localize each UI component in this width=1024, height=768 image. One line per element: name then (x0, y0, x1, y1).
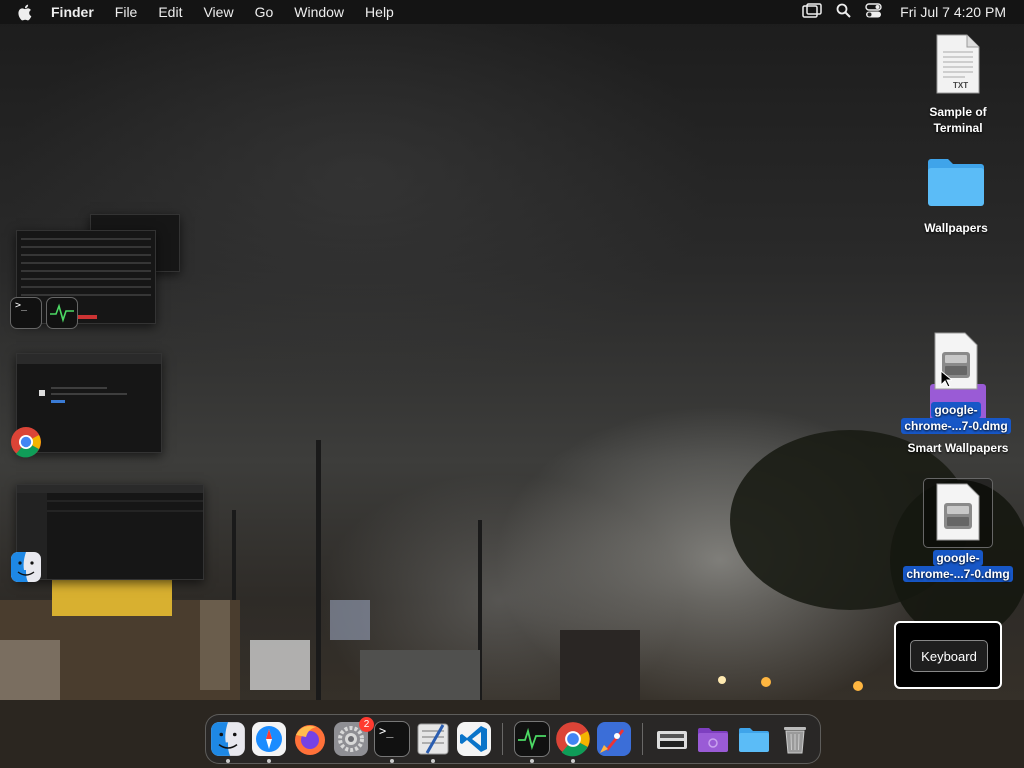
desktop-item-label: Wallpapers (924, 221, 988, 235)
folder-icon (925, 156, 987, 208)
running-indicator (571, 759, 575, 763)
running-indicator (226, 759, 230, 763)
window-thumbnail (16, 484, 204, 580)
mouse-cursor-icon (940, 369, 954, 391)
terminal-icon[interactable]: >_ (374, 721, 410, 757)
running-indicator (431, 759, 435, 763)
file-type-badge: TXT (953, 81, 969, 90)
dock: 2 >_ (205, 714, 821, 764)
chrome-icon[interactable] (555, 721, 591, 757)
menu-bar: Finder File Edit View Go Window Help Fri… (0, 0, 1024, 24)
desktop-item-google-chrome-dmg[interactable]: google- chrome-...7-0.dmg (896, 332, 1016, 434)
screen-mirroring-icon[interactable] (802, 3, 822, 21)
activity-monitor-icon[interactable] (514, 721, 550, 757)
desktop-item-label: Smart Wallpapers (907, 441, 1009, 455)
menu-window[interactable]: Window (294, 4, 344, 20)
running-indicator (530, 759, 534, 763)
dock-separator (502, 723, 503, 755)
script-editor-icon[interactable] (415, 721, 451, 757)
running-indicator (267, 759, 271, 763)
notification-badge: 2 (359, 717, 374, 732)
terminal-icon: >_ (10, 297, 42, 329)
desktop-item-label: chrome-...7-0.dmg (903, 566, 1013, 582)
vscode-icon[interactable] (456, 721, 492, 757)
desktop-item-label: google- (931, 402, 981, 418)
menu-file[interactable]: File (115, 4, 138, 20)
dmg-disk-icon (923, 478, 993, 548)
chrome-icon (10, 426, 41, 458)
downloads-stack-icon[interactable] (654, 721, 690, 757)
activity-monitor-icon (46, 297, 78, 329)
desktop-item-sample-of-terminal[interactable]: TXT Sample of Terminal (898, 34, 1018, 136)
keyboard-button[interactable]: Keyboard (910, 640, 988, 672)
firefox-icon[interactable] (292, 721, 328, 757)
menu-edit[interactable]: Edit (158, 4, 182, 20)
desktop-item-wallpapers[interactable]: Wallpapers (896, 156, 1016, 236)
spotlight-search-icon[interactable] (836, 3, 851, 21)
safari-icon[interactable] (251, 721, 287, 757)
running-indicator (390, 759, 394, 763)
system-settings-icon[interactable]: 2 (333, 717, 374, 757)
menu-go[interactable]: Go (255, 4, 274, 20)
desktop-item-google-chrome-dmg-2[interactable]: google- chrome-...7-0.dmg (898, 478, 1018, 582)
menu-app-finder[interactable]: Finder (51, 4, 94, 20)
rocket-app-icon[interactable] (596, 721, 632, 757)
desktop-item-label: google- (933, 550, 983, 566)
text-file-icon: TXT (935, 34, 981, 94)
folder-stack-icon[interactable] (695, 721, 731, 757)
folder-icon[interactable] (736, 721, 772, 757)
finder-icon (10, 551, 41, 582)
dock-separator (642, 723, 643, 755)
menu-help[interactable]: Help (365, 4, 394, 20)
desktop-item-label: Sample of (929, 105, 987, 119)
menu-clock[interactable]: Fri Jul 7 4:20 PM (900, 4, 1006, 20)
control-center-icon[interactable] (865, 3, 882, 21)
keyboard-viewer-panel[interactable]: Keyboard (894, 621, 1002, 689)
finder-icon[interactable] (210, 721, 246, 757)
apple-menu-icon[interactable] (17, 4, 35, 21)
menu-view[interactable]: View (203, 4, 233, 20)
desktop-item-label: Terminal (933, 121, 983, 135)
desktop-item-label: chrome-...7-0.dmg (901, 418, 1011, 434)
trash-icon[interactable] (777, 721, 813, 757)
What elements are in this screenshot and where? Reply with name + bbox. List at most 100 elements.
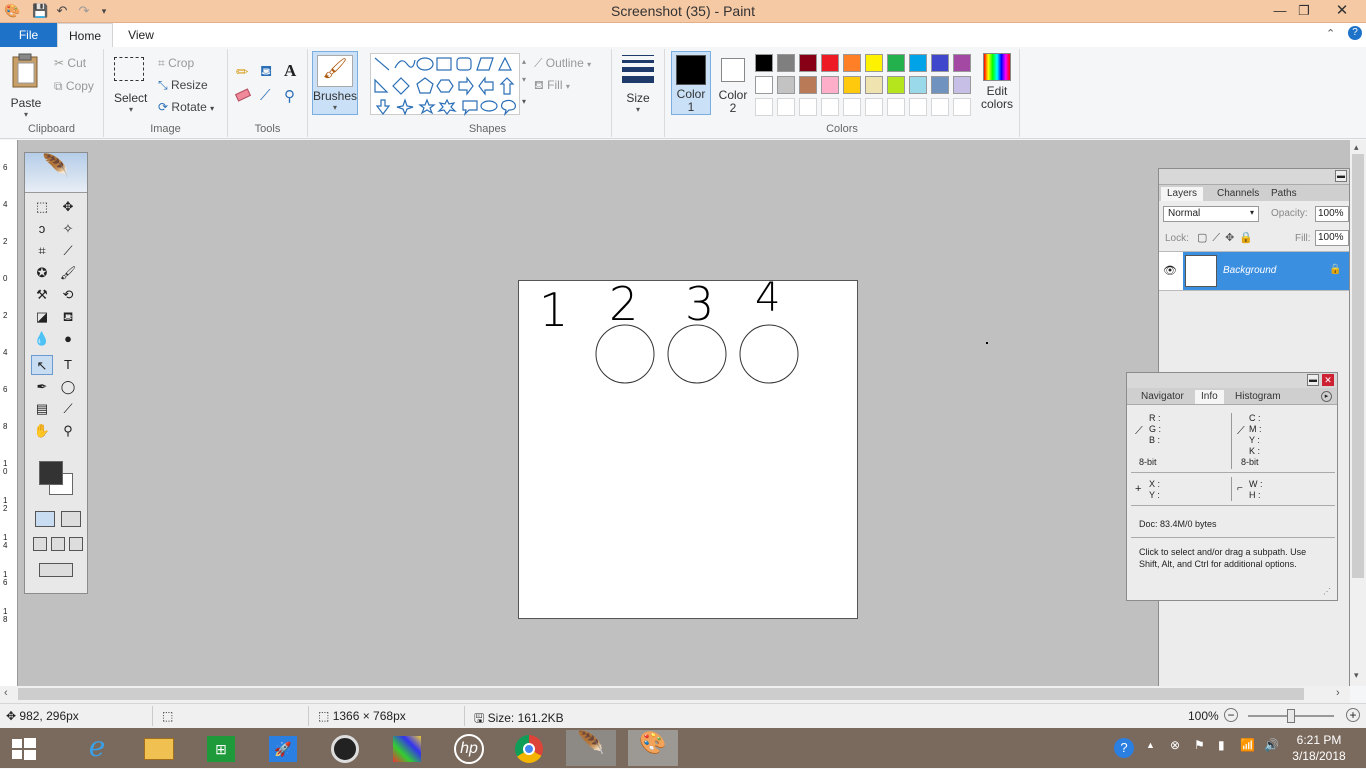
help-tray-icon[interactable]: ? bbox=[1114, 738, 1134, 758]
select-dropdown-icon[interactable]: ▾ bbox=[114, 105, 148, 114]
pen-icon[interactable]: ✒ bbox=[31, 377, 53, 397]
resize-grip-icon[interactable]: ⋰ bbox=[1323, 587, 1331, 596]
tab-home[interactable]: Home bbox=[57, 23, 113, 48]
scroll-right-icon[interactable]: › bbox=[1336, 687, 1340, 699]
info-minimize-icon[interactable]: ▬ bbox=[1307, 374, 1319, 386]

□ □ □ □ □

Turn every row above into a numbered list, skipping blank lines and leaving the pictures out.

1. localize each UI component in this width=1024, height=768 image. One line per element: name then (x0, y0, x1, y1).
2. desktop-item-label: Wallpapers (924, 221, 988, 235)
3. folder-icon (925, 156, 987, 208)
4. running-indicator (571, 759, 575, 763)
5. running-indicator (226, 759, 230, 763)
6. window-thumbnail (16, 484, 204, 580)
7. mouse-cursor-icon (940, 369, 954, 391)
8. terminal-icon[interactable]: >_ (374, 721, 410, 757)
9. running-indicator (431, 759, 435, 763)
10. file-type-badge: TXT (953, 81, 969, 90)
11. dock: 2 >_ (205, 714, 821, 764)
12. chrome-icon[interactable] (555, 721, 591, 757)
13. menu-bar: Finder File Edit View Go Window Help Fri… (0, 0, 1024, 24)
14. desktop-item-google-chrome-dmg[interactable]: google- chrome-...7-0.dmg (896, 332, 1016, 434)
15. screen-mirroring-icon[interactable] (802, 3, 822, 21)
16. activity-monitor-icon[interactable] (514, 721, 550, 757)
17. desktop-item-label: Smart Wallpapers (907, 441, 1009, 455)
18. menu-window[interactable]: Window (294, 4, 344, 20)
19. running-indicator (530, 759, 534, 763)
20. dock-separator (502, 723, 503, 755)
21. script-editor-icon[interactable] (415, 721, 451, 757)
22. running-indicator (267, 759, 271, 763)
23. notification-badge: 2 (359, 717, 374, 732)
24. terminal-icon: >_ (10, 297, 42, 329)
25. desktop-item-label: chrome-...7-0.dmg (903, 566, 1013, 582)
26. vscode-icon[interactable] (456, 721, 492, 757)
27. desktop-item-label: google- (931, 402, 981, 418)
28. menu-file[interactable]: File (115, 4, 138, 20)
29. dmg-disk-icon (923, 478, 993, 548)
30. chrome-icon (10, 426, 41, 458)
31. downloads-stack-icon[interactable] (654, 721, 690, 757)
32. activity-monitor-icon (46, 297, 78, 329)
33. desktop-item-sample-of-terminal[interactable]: TXT Sample of Terminal (898, 34, 1018, 136)
34. keyboard-button[interactable]: Keyboard (910, 640, 988, 672)
35. firefox-icon[interactable] (292, 721, 328, 757)
36. menu-edit[interactable]: Edit (158, 4, 182, 20)
37. desktop-item-wallpapers[interactable]: Wallpapers (896, 156, 1016, 236)
38. spotlight-search-icon[interactable] (836, 3, 851, 21)
39. safari-icon[interactable] (251, 721, 287, 757)
40. running-indicator (390, 759, 394, 763)
41. system-settings-icon[interactable]: 2 (333, 717, 374, 757)
42. menu-go[interactable]: Go (255, 4, 274, 20)
43. desktop-item-google-chrome-dmg-2[interactable]: google- chrome-...7-0.dmg (898, 478, 1018, 582)
44. menu-app-finder[interactable]: Finder (51, 4, 94, 20)
45. rocket-app-icon[interactable] (596, 721, 632, 757)
46. desktop-item-label: google- (933, 550, 983, 566)
47. text-file-icon: TXT (935, 34, 981, 94)
48. folder-stack-icon[interactable] (695, 721, 731, 757)
49. folder-icon[interactable] (736, 721, 772, 757)
50. finder-icon (10, 551, 41, 582)
51. dock-separator (642, 723, 643, 755)
52. menu-help[interactable]: Help (365, 4, 394, 20)
53. desktop-item-label: Sample of (929, 105, 987, 119)
54. menu-clock[interactable]: Fri Jul 7 4:20 PM (900, 4, 1006, 20)
55. control-center-icon[interactable] (865, 3, 882, 21)
56. keyboard-viewer-panel[interactable]: Keyboard (894, 621, 1002, 689)
57. finder-icon[interactable] (210, 721, 246, 757)
58. apple-menu-icon[interactable] (17, 4, 35, 21)
59. menu-view[interactable]: View (203, 4, 233, 20)
60. desktop-item-label: Terminal (933, 121, 983, 135)
61. desktop-item-label: chrome-...7-0.dmg (901, 418, 1011, 434)
62. trash-icon[interactable] (777, 721, 813, 757)
63. What elements are in this screenshot and where? Reply with name + bbox. List at most 100 elements.
64. help-tray-icon[interactable]: ? bbox=[1114, 738, 1134, 758]
65. select-dropdown-icon[interactable]: ▾ bbox=[114, 105, 148, 114]
66. pen-icon[interactable]: ✒ bbox=[31, 377, 53, 397]
67. resize-grip-icon[interactable]: ⋰ bbox=[1323, 587, 1331, 596]
68. tab-home[interactable]: Home bbox=[57, 23, 113, 48]
69. scroll-right-icon[interactable]: › bbox=[1336, 687, 1340, 699]
70. info-minimize-icon[interactable]: ▬ bbox=[1307, 374, 1319, 386]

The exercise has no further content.